BEGIN Records for this exercise

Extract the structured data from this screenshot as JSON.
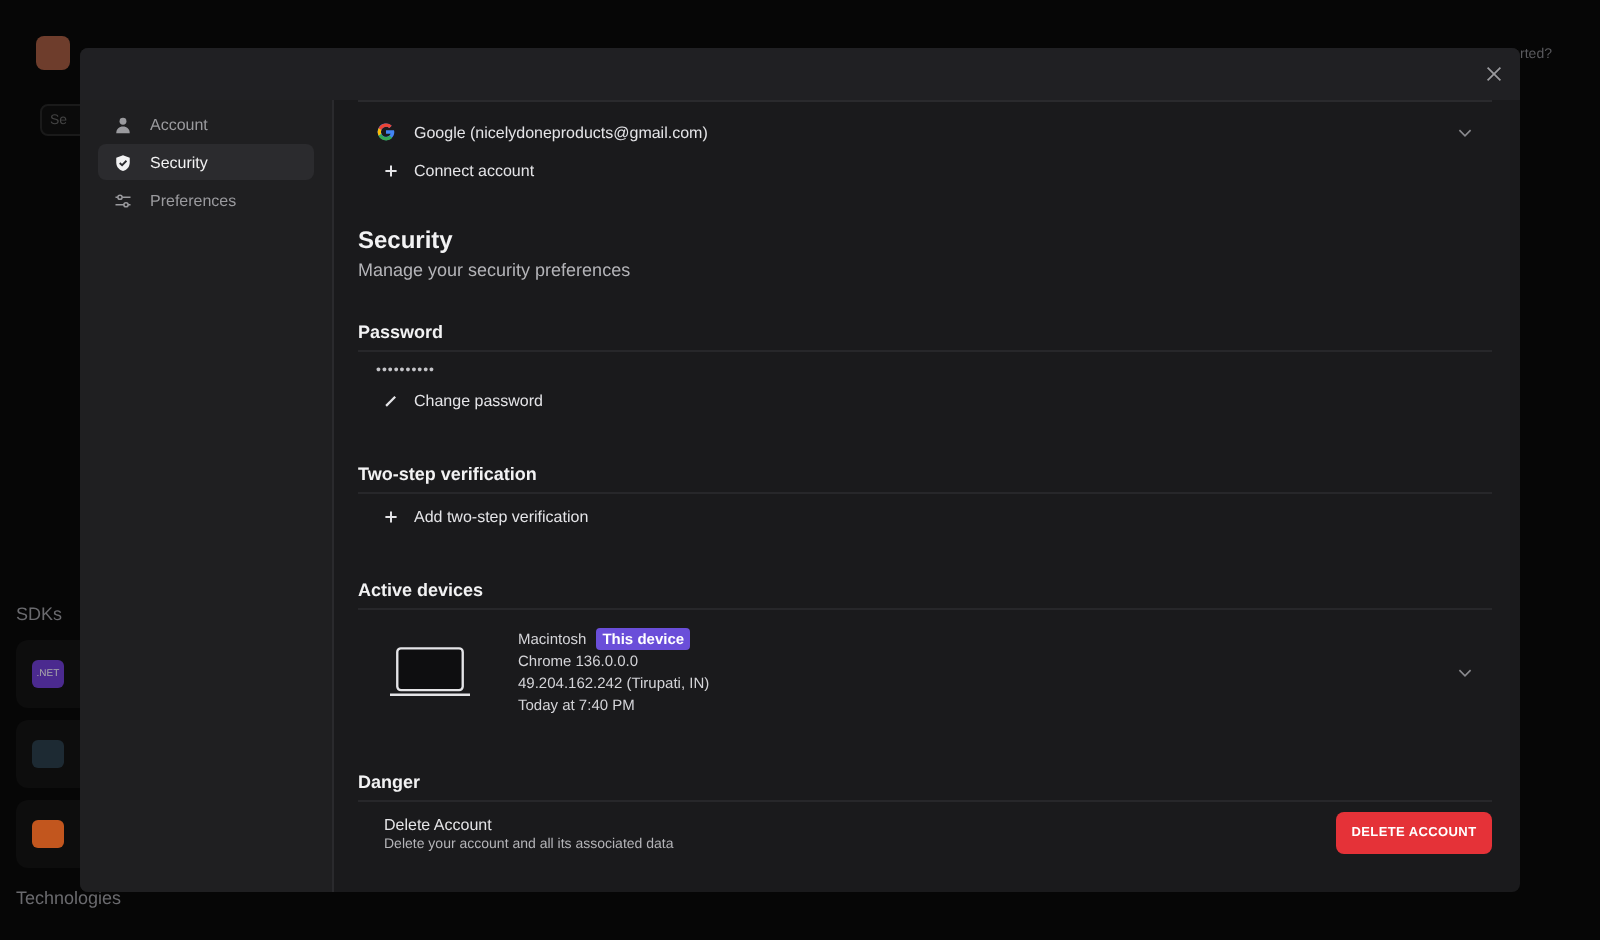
{
  "background": {
    "header_text": "rted?",
    "search_placeholder": "Se",
    "sdks_heading": "SDKs",
    "sdk_badges": [
      {
        "label": ".NET",
        "color": "#4b2a8f"
      },
      {
        "color": "#1d2a33"
      },
      {
        "color": "#c2561e"
      }
    ],
    "technologies_heading": "Technologies"
  },
  "sidebar": {
    "items": [
      {
        "label": "Account",
        "selected": false
      },
      {
        "label": "Security",
        "selected": true
      },
      {
        "label": "Preferences",
        "selected": false
      }
    ]
  },
  "connected_accounts": [
    {
      "label": "Google (nicelydoneproducts@gmail.com)"
    }
  ],
  "connect_account": "Connect account",
  "section": {
    "title": "Security",
    "subtitle": "Manage your security preferences"
  },
  "password": {
    "heading": "Password",
    "masked": "••••••••••",
    "action": "Change password"
  },
  "two_step": {
    "heading": "Two-step verification",
    "action": "Add two-step verification"
  },
  "devices": {
    "heading": "Active devices",
    "items": [
      {
        "name": "Macintosh",
        "badge": "This device",
        "browser": "Chrome 136.0.0.0",
        "ip": "49.204.162.242 (Tirupati, IN)",
        "last_active": "Today at 7:40 PM"
      }
    ]
  },
  "danger": {
    "heading": "Danger",
    "title": "Delete Account",
    "description": "Delete your account and all its associated data",
    "button": "DELETE ACCOUNT"
  }
}
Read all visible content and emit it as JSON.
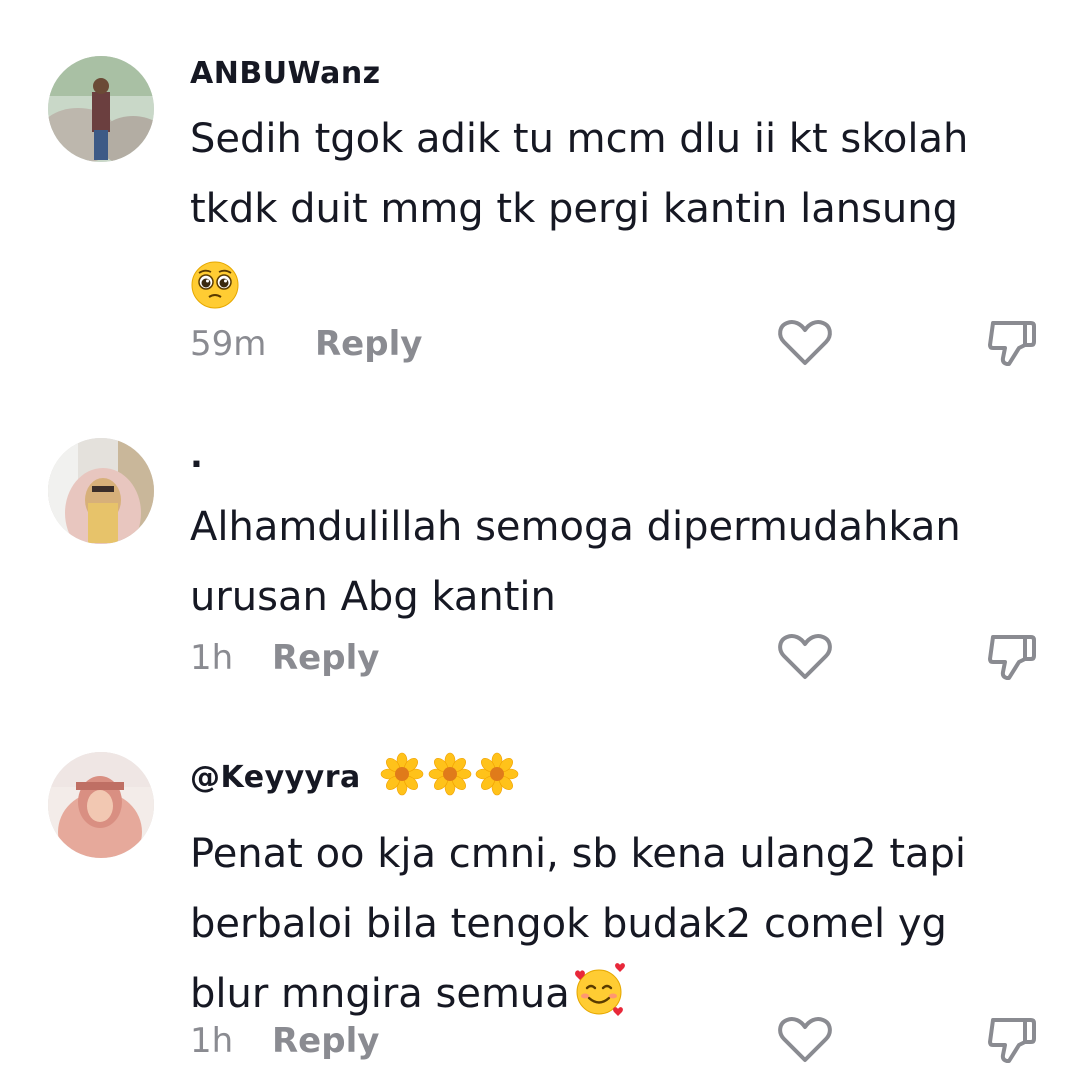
{
  "comments": [
    {
      "username": "ANBUWanz",
      "text_line1": "Sedih tgok adik tu mcm dlu ii kt skolah",
      "text_line2": "tkdk duit mmg tk pergi kantin lansung",
      "emoji": "pleading-face",
      "time": "59m",
      "reply_label": "Reply"
    },
    {
      "username": ".",
      "text_line1": "Alhamdulillah semoga dipermudahkan",
      "text_line2": "urusan Abg kantin",
      "time": "1h",
      "reply_label": "Reply"
    },
    {
      "username": "@Keyyyra",
      "badge_emoji": "sunflower x3",
      "text_line1": "Penat oo kja cmni, sb kena ulang2 tapi",
      "text_line2": "berbaloi bila tengok budak2 comel yg",
      "text_line3": "blur mngira semua",
      "emoji": "smiling-face-with-hearts",
      "time": "1h",
      "reply_label": "Reply"
    }
  ],
  "colors": {
    "text": "#161823",
    "muted": "#8a8b91",
    "background": "#ffffff"
  },
  "icons": {
    "like": "heart-outline-icon",
    "dislike": "thumbs-down-outline-icon"
  }
}
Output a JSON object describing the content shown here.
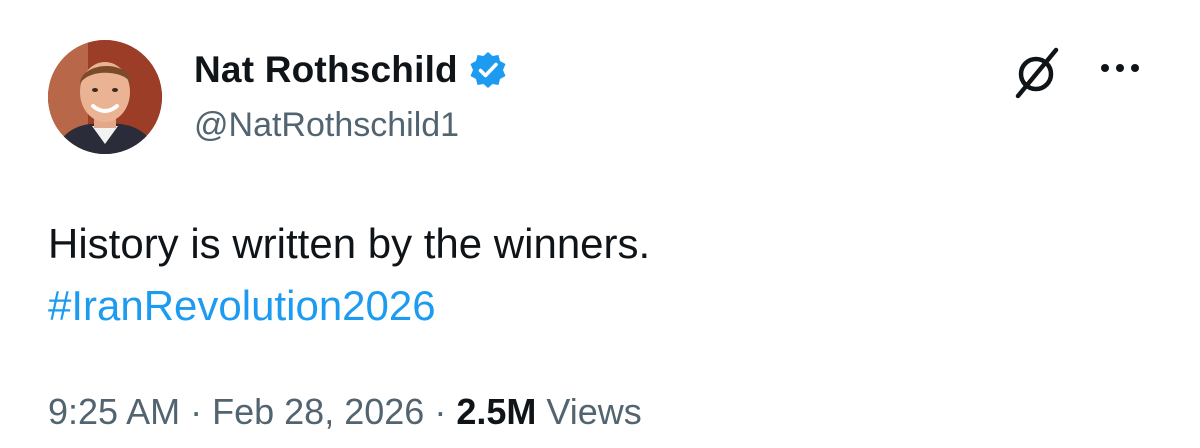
{
  "author": {
    "display_name": "Nat Rothschild",
    "handle": "@NatRothschild1",
    "verified": true,
    "avatar_icon": "profile-photo"
  },
  "header_actions": {
    "grok_icon": "grok-icon",
    "more_icon": "more-icon"
  },
  "tweet": {
    "text": "History is written by the winners.",
    "hashtag": "#IranRevolution2026"
  },
  "meta": {
    "time": "9:25 AM",
    "separator": "·",
    "date": "Feb 28, 2026",
    "views_count": "2.5M",
    "views_label": "Views"
  },
  "colors": {
    "link": "#1d9bf0",
    "verified_badge": "#1d9bf0",
    "secondary_text": "#536471",
    "primary_text": "#0f1419"
  }
}
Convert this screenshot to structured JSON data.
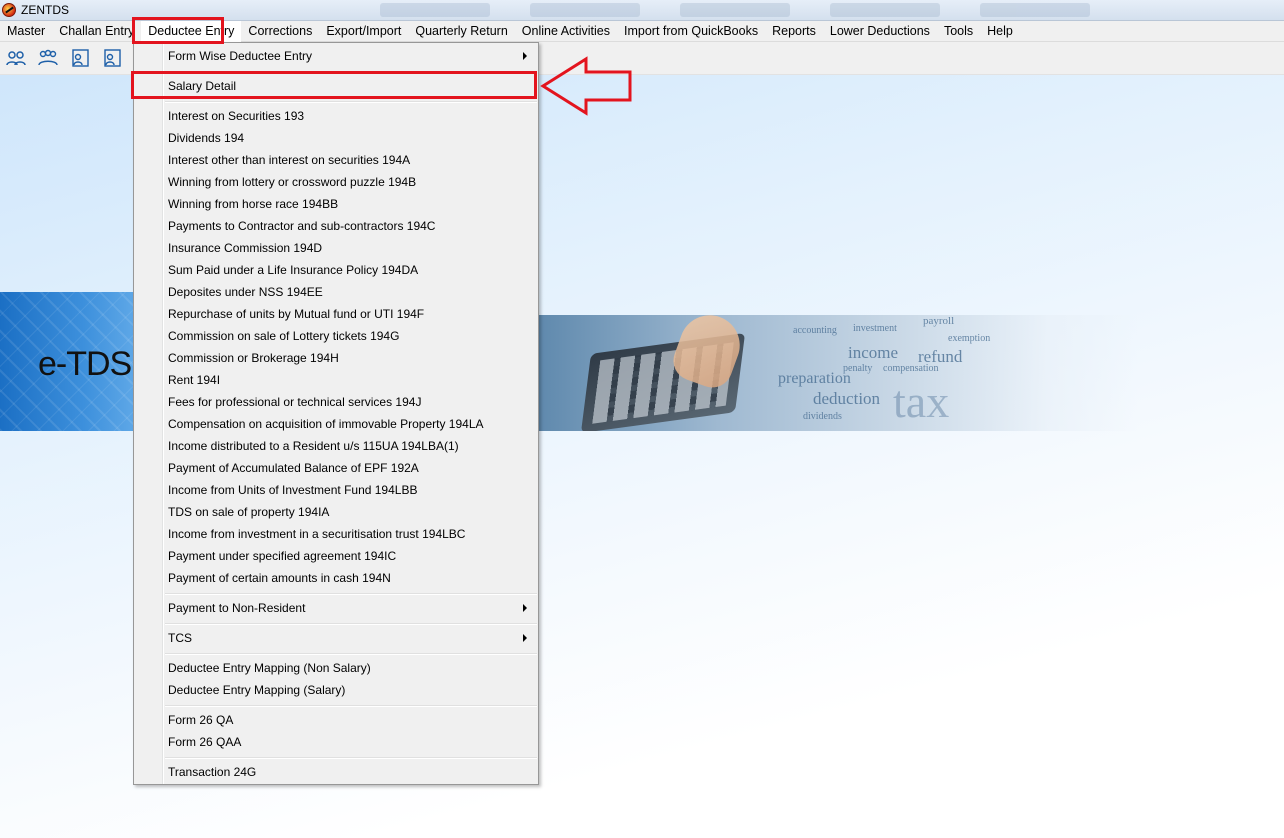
{
  "window": {
    "title": "ZENTDS"
  },
  "menubar": [
    {
      "label": "Master"
    },
    {
      "label": "Challan Entry"
    },
    {
      "label": "Deductee Entry"
    },
    {
      "label": "Corrections"
    },
    {
      "label": "Export/Import"
    },
    {
      "label": "Quarterly Return"
    },
    {
      "label": "Online Activities"
    },
    {
      "label": "Import from QuickBooks"
    },
    {
      "label": "Reports"
    },
    {
      "label": "Lower Deductions"
    },
    {
      "label": "Tools"
    },
    {
      "label": "Help"
    }
  ],
  "toolbar": {
    "icons": [
      "users-icon",
      "group-icon",
      "person-form-icon",
      "person-form-icon"
    ]
  },
  "banner": {
    "text": "e-TDS",
    "words": [
      "payroll",
      "investment",
      "income",
      "refund",
      "preparation",
      "deduction",
      "tax",
      "accounting",
      "penalty",
      "compensation",
      "dividends",
      "exemption"
    ]
  },
  "dropdown": {
    "items": [
      {
        "label": "Form Wise Deductee Entry",
        "submenu": true
      },
      {
        "label": "Salary Detail"
      },
      {
        "label": "Interest on Securities 193"
      },
      {
        "label": "Dividends 194"
      },
      {
        "label": "Interest other than interest on securities 194A"
      },
      {
        "label": "Winning from lottery  or crossword puzzle 194B"
      },
      {
        "label": "Winning from horse race 194BB"
      },
      {
        "label": "Payments to Contractor and sub-contractors 194C"
      },
      {
        "label": "Insurance Commission 194D"
      },
      {
        "label": "Sum Paid under a Life Insurance Policy 194DA"
      },
      {
        "label": "Deposites under NSS 194EE"
      },
      {
        "label": "Repurchase of units by Mutual fund or UTI 194F"
      },
      {
        "label": "Commission on sale of Lottery tickets 194G"
      },
      {
        "label": "Commission or Brokerage 194H"
      },
      {
        "label": "Rent 194I"
      },
      {
        "label": "Fees for professional or technical services 194J"
      },
      {
        "label": "Compensation on acquisition of immovable Property 194LA"
      },
      {
        "label": "Income distributed to a Resident u/s 115UA 194LBA(1)"
      },
      {
        "label": "Payment of Accumulated Balance of EPF 192A"
      },
      {
        "label": "Income from Units of Investment Fund 194LBB"
      },
      {
        "label": "TDS on sale of property 194IA"
      },
      {
        "label": "Income from investment in a securitisation trust 194LBC"
      },
      {
        "label": "Payment under specified agreement 194IC"
      },
      {
        "label": "Payment of certain amounts in cash 194N"
      },
      {
        "label": "Payment to Non-Resident",
        "submenu": true
      },
      {
        "label": "TCS",
        "submenu": true
      },
      {
        "label": "Deductee Entry Mapping (Non Salary)"
      },
      {
        "label": "Deductee Entry Mapping (Salary)"
      },
      {
        "label": "Form 26 QA"
      },
      {
        "label": "Form 26 QAA"
      },
      {
        "label": "Transaction 24G"
      }
    ]
  },
  "colors": {
    "highlight": "#e3141e",
    "menu_bg": "#f0f0f0"
  }
}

END Records for this exercise

Problem> Quote the preceding listing precisely and completely, omitting its images.

Response to the task>
Extract the structured data from this screenshot as JSON.
{
  "background": {
    "header_text": "rted?",
    "search_placeholder": "Se",
    "sdks_heading": "SDKs",
    "sdk_badges": [
      {
        "label": ".NET",
        "color": "#4b2a8f"
      },
      {
        "color": "#1d2a33"
      },
      {
        "color": "#c2561e"
      }
    ],
    "technologies_heading": "Technologies"
  },
  "sidebar": {
    "items": [
      {
        "label": "Account",
        "selected": false
      },
      {
        "label": "Security",
        "selected": true
      },
      {
        "label": "Preferences",
        "selected": false
      }
    ]
  },
  "connected_accounts": [
    {
      "label": "Google (nicelydoneproducts@gmail.com)"
    }
  ],
  "connect_account": "Connect account",
  "section": {
    "title": "Security",
    "subtitle": "Manage your security preferences"
  },
  "password": {
    "heading": "Password",
    "masked": "••••••••••",
    "action": "Change password"
  },
  "two_step": {
    "heading": "Two-step verification",
    "action": "Add two-step verification"
  },
  "devices": {
    "heading": "Active devices",
    "items": [
      {
        "name": "Macintosh",
        "badge": "This device",
        "browser": "Chrome 136.0.0.0",
        "ip": "49.204.162.242 (Tirupati, IN)",
        "last_active": "Today at 7:40 PM"
      }
    ]
  },
  "danger": {
    "heading": "Danger",
    "title": "Delete Account",
    "description": "Delete your account and all its associated data",
    "button": "DELETE ACCOUNT"
  }
}
Read all visible content and emit it as JSON.
{
  "comments": [
    {
      "username": "ANBUWanz",
      "text_line1": "Sedih tgok adik tu mcm dlu ii kt skolah",
      "text_line2": "tkdk duit mmg tk pergi kantin lansung",
      "emoji": "pleading-face",
      "time": "59m",
      "reply_label": "Reply"
    },
    {
      "username": ".",
      "text_line1": "Alhamdulillah semoga dipermudahkan",
      "text_line2": "urusan Abg kantin",
      "time": "1h",
      "reply_label": "Reply"
    },
    {
      "username": "@Keyyyra",
      "badge_emoji": "sunflower x3",
      "text_line1": "Penat oo kja cmni, sb kena ulang2 tapi",
      "text_line2": "berbaloi bila tengok budak2 comel yg",
      "text_line3": "blur mngira semua",
      "emoji": "smiling-face-with-hearts",
      "time": "1h",
      "reply_label": "Reply"
    }
  ],
  "colors": {
    "text": "#161823",
    "muted": "#8a8b91",
    "background": "#ffffff"
  },
  "icons": {
    "like": "heart-outline-icon",
    "dislike": "thumbs-down-outline-icon"
  }
}
Output a JSON object describing the content shown here.
{
  "author": {
    "display_name": "Nat Rothschild",
    "handle": "@NatRothschild1",
    "verified": true,
    "avatar_icon": "profile-photo"
  },
  "header_actions": {
    "grok_icon": "grok-icon",
    "more_icon": "more-icon"
  },
  "tweet": {
    "text": "History is written by the winners.",
    "hashtag": "#IranRevolution2026"
  },
  "meta": {
    "time": "9:25 AM",
    "separator": "·",
    "date": "Feb 28, 2026",
    "views_count": "2.5M",
    "views_label": "Views"
  },
  "colors": {
    "link": "#1d9bf0",
    "verified_badge": "#1d9bf0",
    "secondary_text": "#536471",
    "primary_text": "#0f1419"
  }
}
Convert this screenshot to structured JSON data.
{
  "window": {
    "title": "ZENTDS"
  },
  "menubar": [
    {
      "label": "Master"
    },
    {
      "label": "Challan Entry"
    },
    {
      "label": "Deductee Entry"
    },
    {
      "label": "Corrections"
    },
    {
      "label": "Export/Import"
    },
    {
      "label": "Quarterly Return"
    },
    {
      "label": "Online Activities"
    },
    {
      "label": "Import from QuickBooks"
    },
    {
      "label": "Reports"
    },
    {
      "label": "Lower Deductions"
    },
    {
      "label": "Tools"
    },
    {
      "label": "Help"
    }
  ],
  "toolbar": {
    "icons": [
      "users-icon",
      "group-icon",
      "person-form-icon",
      "person-form-icon"
    ]
  },
  "banner": {
    "text": "e-TDS",
    "words": [
      "payroll",
      "investment",
      "income",
      "refund",
      "preparation",
      "deduction",
      "tax",
      "accounting",
      "penalty",
      "compensation",
      "dividends",
      "exemption"
    ]
  },
  "dropdown": {
    "items": [
      {
        "label": "Form Wise Deductee Entry",
        "submenu": true
      },
      {
        "label": "Salary Detail"
      },
      {
        "label": "Interest on Securities 193"
      },
      {
        "label": "Dividends 194"
      },
      {
        "label": "Interest other than interest on securities 194A"
      },
      {
        "label": "Winning from lottery  or crossword puzzle 194B"
      },
      {
        "label": "Winning from horse race 194BB"
      },
      {
        "label": "Payments to Contractor and sub-contractors 194C"
      },
      {
        "label": "Insurance Commission 194D"
      },
      {
        "label": "Sum Paid under a Life Insurance Policy 194DA"
      },
      {
        "label": "Deposites under NSS 194EE"
      },
      {
        "label": "Repurchase of units by Mutual fund or UTI 194F"
      },
      {
        "label": "Commission on sale of Lottery tickets 194G"
      },
      {
        "label": "Commission or Brokerage 194H"
      },
      {
        "label": "Rent 194I"
      },
      {
        "label": "Fees for professional or technical services 194J"
      },
      {
        "label": "Compensation on acquisition of immovable Property 194LA"
      },
      {
        "label": "Income distributed to a Resident u/s 115UA 194LBA(1)"
      },
      {
        "label": "Payment of Accumulated Balance of EPF 192A"
      },
      {
        "label": "Income from Units of Investment Fund 194LBB"
      },
      {
        "label": "TDS on sale of property 194IA"
      },
      {
        "label": "Income from investment in a securitisation trust 194LBC"
      },
      {
        "label": "Payment under specified agreement 194IC"
      },
      {
        "label": "Payment of certain amounts in cash 194N"
      },
      {
        "label": "Payment to Non-Resident",
        "submenu": true
      },
      {
        "label": "TCS",
        "submenu": true
      },
      {
        "label": "Deductee Entry Mapping (Non Salary)"
      },
      {
        "label": "Deductee Entry Mapping (Salary)"
      },
      {
        "label": "Form 26 QA"
      },
      {
        "label": "Form 26 QAA"
      },
      {
        "label": "Transaction 24G"
      }
    ]
  },
  "colors": {
    "highlight": "#e3141e",
    "menu_bg": "#f0f0f0"
  }
}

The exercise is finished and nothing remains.